TO BE DONE:
Give the entries again, word for word.

Saved data entries:
---+---

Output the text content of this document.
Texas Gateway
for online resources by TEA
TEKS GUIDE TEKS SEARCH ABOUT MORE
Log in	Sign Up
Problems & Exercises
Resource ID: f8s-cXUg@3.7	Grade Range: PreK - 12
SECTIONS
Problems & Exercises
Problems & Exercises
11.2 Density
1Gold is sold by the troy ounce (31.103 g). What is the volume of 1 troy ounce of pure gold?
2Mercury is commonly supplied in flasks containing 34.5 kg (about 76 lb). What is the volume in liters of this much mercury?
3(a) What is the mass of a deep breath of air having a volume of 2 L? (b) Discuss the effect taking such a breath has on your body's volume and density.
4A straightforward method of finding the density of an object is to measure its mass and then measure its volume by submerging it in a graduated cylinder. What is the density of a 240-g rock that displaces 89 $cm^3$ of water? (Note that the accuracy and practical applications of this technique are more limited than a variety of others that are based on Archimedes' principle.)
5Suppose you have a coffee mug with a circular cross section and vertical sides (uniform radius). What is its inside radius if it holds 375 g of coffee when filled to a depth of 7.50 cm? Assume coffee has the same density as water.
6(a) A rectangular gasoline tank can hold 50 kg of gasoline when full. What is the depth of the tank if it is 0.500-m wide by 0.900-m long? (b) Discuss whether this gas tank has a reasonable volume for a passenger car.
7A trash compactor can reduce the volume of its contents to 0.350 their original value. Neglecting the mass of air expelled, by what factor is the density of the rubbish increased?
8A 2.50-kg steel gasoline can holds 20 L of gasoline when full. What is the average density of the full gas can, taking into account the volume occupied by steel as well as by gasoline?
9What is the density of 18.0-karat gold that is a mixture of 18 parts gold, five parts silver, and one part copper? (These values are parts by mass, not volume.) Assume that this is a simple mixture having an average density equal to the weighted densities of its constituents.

---+---

RESPONSE:
Output the text content of this document.
Texas Gateway
for online resources by TEA
TEKS GUIDE TEKS SEARCH ABOUT MORE
Log in	Sign Up
Problems & Exercises
Resource ID: f8s-cXUg@3.7	Grade Range: PreK - 12
SECTIONS
Problems & Exercises
Problems & Exercises
11.2 Density
1Gold is sold by the troy ounce (31.103 g). What is the volume of 1 troy ounce of pure gold?
2Mercury is commonly supplied in flasks containing 34.5 kg (about 76 lb). What is the volume in liters of this much mercury?
3(a) What is the mass of a deep breath of air having a volume of 2 L? (b) Discuss the effect taking such a breath has on your body's volume and density.
4A straightforward method of finding the density of an object is to measure its mass and then measure its volume by submerging it in a graduated cylinder. What is the density of a 240-g rock that displaces 89 $cm^3$ of water? (Note that the accuracy and practical applications of this technique are more limited than a variety of others that are based on Archimedes' principle.)
5Suppose you have a coffee mug with a circular cross section and vertical sides (uniform radius). What is its inside radius if it holds 375 g of coffee when filled to a depth of 7.50 cm? Assume coffee has the same density as water.
6(a) A rectangular gasoline tank can hold 50 kg of gasoline when full. What is the depth of the tank if it is 0.500-m wide by 0.900-m long? (b) Discuss whether this gas tank has a reasonable volume for a passenger car.
7A trash compactor can reduce the volume of its contents to 0.350 their original value. Neglecting the mass of air expelled, by what factor is the density of the rubbish increased?
8A 2.50-kg steel gasoline can holds 20 L of gasoline when full. What is the average density of the full gas can, taking into account the volume occupied by steel as well as by gasoline?
9What is the density of 18.0-karat gold that is a mixture of 18 parts gold, five parts silver, and one part copper? (These values are parts by mass, not volume.) Assume that this is a simple mixture having an average density equal to the weighted densities of its constituents.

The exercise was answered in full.